§ REQUIRED TASK: Extract each line where the string "icon" shows up.

§ INFORMATION GIVEN:
------------

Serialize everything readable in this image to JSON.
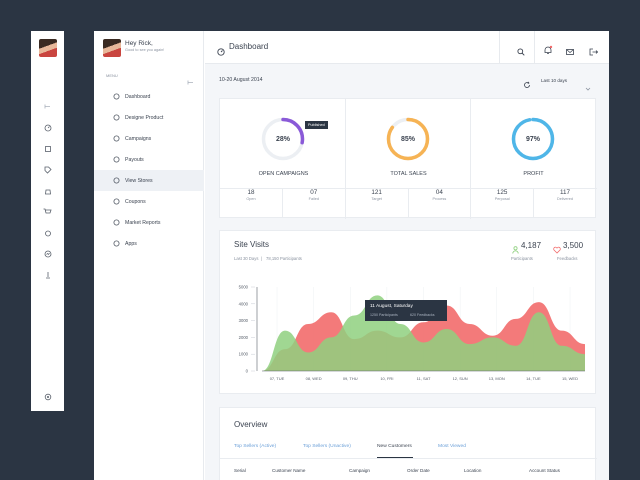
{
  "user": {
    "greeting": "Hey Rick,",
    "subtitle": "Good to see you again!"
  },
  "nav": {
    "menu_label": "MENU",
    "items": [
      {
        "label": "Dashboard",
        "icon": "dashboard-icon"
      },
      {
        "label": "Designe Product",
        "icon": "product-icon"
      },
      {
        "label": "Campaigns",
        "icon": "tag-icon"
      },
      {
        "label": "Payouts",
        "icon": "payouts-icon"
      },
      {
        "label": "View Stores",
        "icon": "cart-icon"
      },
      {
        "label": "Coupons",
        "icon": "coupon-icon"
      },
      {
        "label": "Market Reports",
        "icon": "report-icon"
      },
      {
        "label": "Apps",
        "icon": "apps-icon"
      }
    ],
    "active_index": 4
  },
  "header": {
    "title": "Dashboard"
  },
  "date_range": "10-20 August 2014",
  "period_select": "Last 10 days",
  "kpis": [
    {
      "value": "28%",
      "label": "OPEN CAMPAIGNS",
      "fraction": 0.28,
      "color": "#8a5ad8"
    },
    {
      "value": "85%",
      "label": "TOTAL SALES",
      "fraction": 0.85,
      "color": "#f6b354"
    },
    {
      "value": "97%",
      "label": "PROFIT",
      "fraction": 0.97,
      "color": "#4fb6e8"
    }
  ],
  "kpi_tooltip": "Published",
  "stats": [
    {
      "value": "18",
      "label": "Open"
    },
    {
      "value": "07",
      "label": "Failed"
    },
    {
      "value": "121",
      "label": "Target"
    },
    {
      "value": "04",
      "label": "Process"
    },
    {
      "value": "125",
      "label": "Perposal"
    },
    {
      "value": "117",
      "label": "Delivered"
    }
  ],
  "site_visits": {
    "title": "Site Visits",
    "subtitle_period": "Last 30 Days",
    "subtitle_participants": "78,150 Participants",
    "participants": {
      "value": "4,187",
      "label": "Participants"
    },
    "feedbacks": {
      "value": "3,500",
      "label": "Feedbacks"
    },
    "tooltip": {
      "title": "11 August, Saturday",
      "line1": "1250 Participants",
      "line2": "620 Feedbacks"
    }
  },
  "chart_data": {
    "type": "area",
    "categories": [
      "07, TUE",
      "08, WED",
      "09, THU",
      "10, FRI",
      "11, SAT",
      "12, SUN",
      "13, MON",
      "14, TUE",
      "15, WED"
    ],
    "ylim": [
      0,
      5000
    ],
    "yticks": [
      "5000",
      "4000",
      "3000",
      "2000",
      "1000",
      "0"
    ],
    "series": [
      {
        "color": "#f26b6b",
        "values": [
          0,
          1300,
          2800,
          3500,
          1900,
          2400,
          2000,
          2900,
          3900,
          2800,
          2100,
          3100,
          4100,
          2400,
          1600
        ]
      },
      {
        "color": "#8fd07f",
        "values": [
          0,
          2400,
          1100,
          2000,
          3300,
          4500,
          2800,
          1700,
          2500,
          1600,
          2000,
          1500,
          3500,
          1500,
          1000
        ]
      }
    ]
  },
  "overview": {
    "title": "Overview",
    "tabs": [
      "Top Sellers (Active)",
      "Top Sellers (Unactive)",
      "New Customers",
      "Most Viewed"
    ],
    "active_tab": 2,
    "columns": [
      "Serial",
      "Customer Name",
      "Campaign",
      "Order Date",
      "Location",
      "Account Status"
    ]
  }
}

------------

§ TASK ANSWER:
        "icon": "dashboard-icon"
        "icon": "product-icon"
        "icon": "tag-icon"
        "icon": "payouts-icon"
        "icon": "cart-icon"
        "icon": "coupon-icon"
        "icon": "report-icon"
        "icon": "apps-icon"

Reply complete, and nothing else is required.